# start of PAGE EXCERPT

Summary
- A Shewhart chart tracks variation in processes over time, helping you to understand the variation and take appropriate action. A groundbreaking tool a century ago, it remains just as useful today, and it’s essential to any improvement journey.
On May 19, 1924, at the Western Electric factory in Cicero, Illinois, Dr. Walter Shewhart wrote a memo to his manager introducing a tool he had been developing. This tool, Shewhart wrote, is designed “to give at a glance the greatest amount of accurate information to help the inspectors determine if there was a problem with the process producing their equipment.” Why, you might ask, should I care about a tool invented 100 years ago to improve the manufacture of telephones? Let us provide a little background.
When we teach improvement science courses, a key message in all of our programs is to understand the variation that lives in the process you plan to improve. We challenge participants to name something that doesn’t vary. And, of course, they can’t. All systems will show variation. Any time you take two measurements, the two resulting data points will almost certainly be different. If the data is quantitative, one data point will most likely be higher than the other. How do you know, then, what to do about this difference?
This is where the work of Dr. Shewhart comes into the picture. The Shewhart chart (also called a statistical process control chart, or just a control chart) is an ingenious tool for answering two questions related to improvement: 1) How do our processes vary over time? and 2) Are our processes under current operating conditions capable of meeting the needs of those we serve? The elements of a Shewhart chart (Figure 1) consist of:
- Data plotted over time (e.g., by day, week or month)
- A centerline plotted through the data (usually the mean)
- Upper and lower “control limits,” called sigma limits, derived from mathematical formulae that capture the variation within and between the plotted data points. The statistical limits are derived from the underlying assumptions about the type of data being collected.
For those of you who have taken even a basic course in quality measurement, these terms will sound familiar. But if you are new to the field of quality measurement, these terms and expressions may seem a little foreign. No worries. Our purpose in this brief overview is not to give you deep insight into how to construct a Shewhart chart (luckily, there is good software for that) but to share why you should make these charts an essential component of your quality measurement journey. We have provided references at the end of this article for those who want to learn more about the design and use of Shewhart charts.
Figure 1. Elements of a Shewhart Chart
Source: Lloyd R. Quality Health Care: A Guide to Developing and Using Indicators (2nd edition). Jones and Bartlett Learning; 2019:207. Used with permission.

# end of PAGE EXCERPT

● **PROBLEMS**:
a: Quote the Shewhart chart article word for word, starting with "This is where" and going on through "(usually the mean)".
b: Extend the Shewhart chart article past the point where it stops.

# start of DATA EXCERPT

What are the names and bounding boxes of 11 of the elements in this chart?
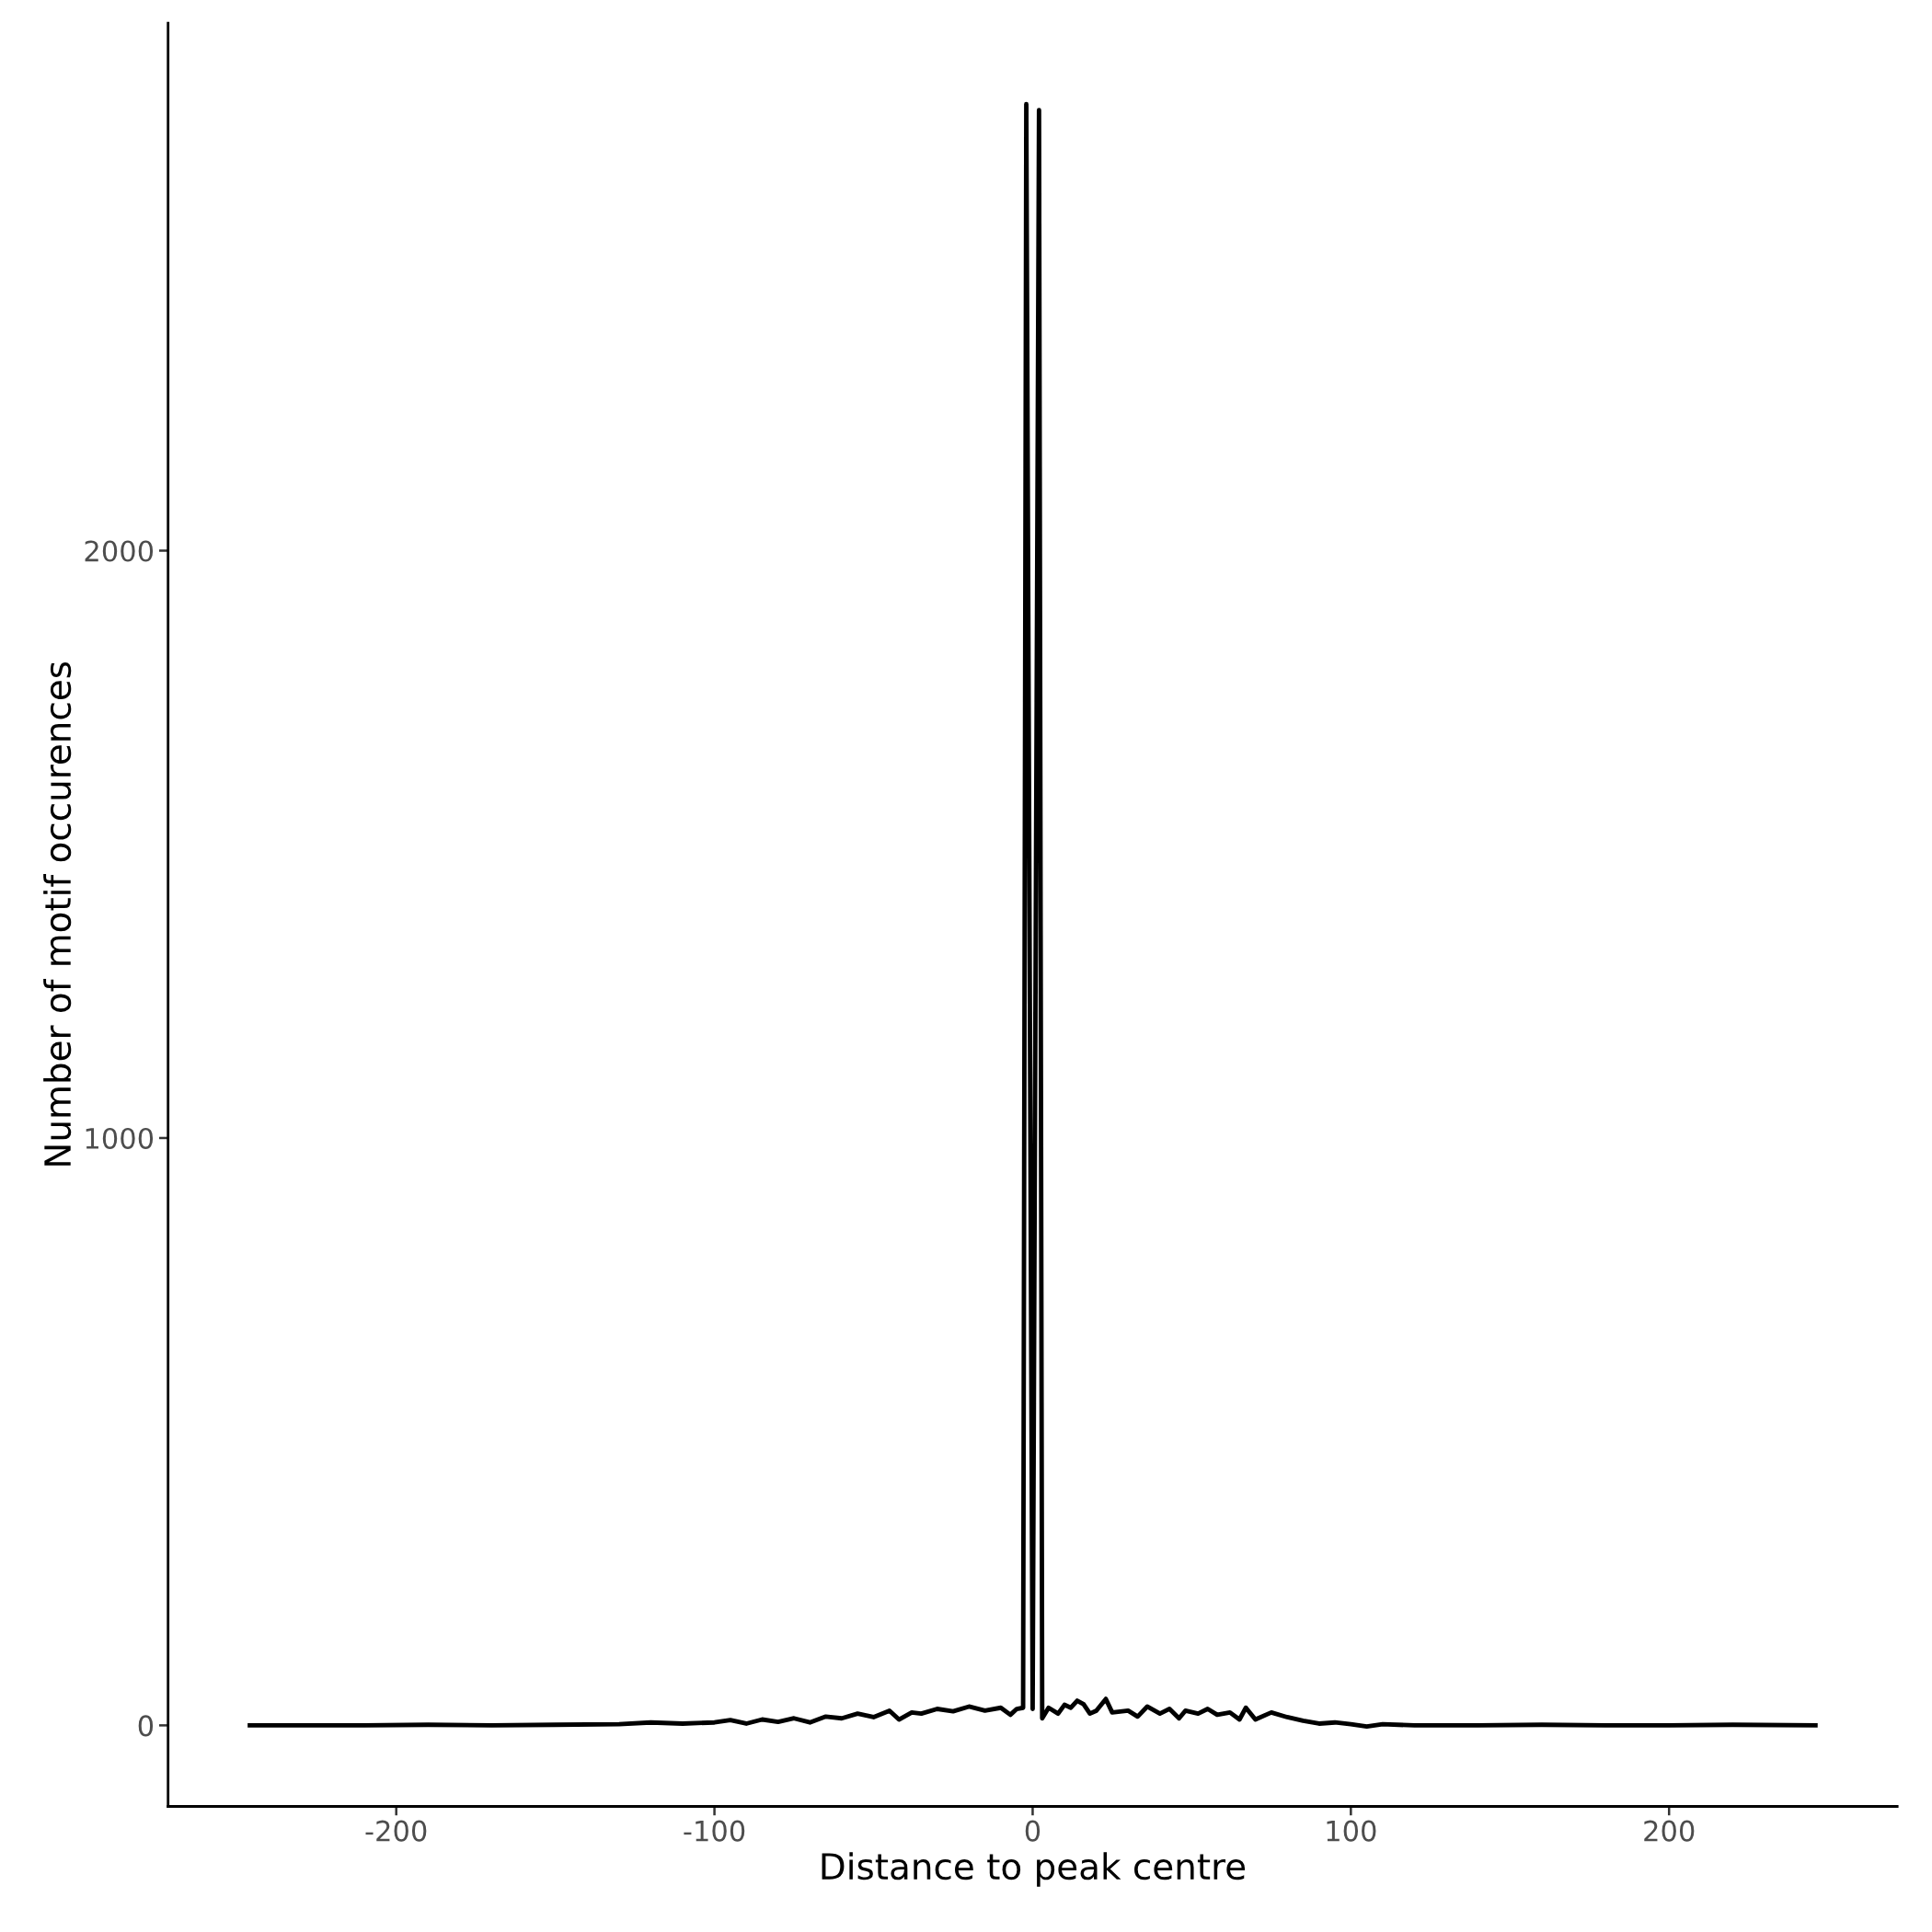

# end of DATA EXCERPT

● **EXPECTED RESPONSES**:
a:
This is where the work of Dr. Shewhart comes into the picture. The Shewhart chart (also called a statistical process control chart, or just a control chart) is an ingenious tool for answering two questions related to improvement: 1) How do our processes vary over time? and 2) Are our processes under current operating conditions capable of meeting the needs of those we serve? The elements of a Shewhart chart (Figure 1) consist of:
- Data plotted over time (e.g., by day, week or month)
- A centerline plotted through the data (usually the mean)

b:
A Shewhart chart is essentially an operational definition of the variation that lives in a process. The chart allows us to decide if the variation in a process is due to normal or random variation caused by factors inherent in the process (i.e., common-cause variation) or factors that are different from the regular functioning of the process (i.e., special-cause variation). Also note that common-cause variation is not necessarily “good” variation, nor is special-cause variation necessarily “bad.” A process can be stable and predictable, but the results may be unacceptable. For example, if your average morning commute takes about 76 minutes, with the maximum commute at 88 minutes and the minimum commute at 64 minutes, this might be a stable and predictable process, but you may find it unacceptable. On the other hand, if you changed your morning routine (e.g., by leaving earlier or taking a different route), you may observe a downward trend in your commute time, which would be an acceptable special cause.
The point is that variation exists. The Shewhart chart allows you to understand the variation in a process and then take the appropriate action. If the process shows only common-cause variation, and we don’t like the results, we must change the process. No amount of exhortation to “work harder” or “do better” will produce a sustainable improvement in the outcome. If, on the other hand, we detect signals of special-cause variation, we should investigate them to determine why they have occurred and then take steps to remove the factor(s) in the process that produced the special cause(s). Special causes provide an opportunity to learn from the variation in our processes. Making the wrong decision about variation wastes time and money and contributes to low morale in the workforce. Furthermore, blaming or rewarding people for variation over which they have little to no control is inherently demotivating.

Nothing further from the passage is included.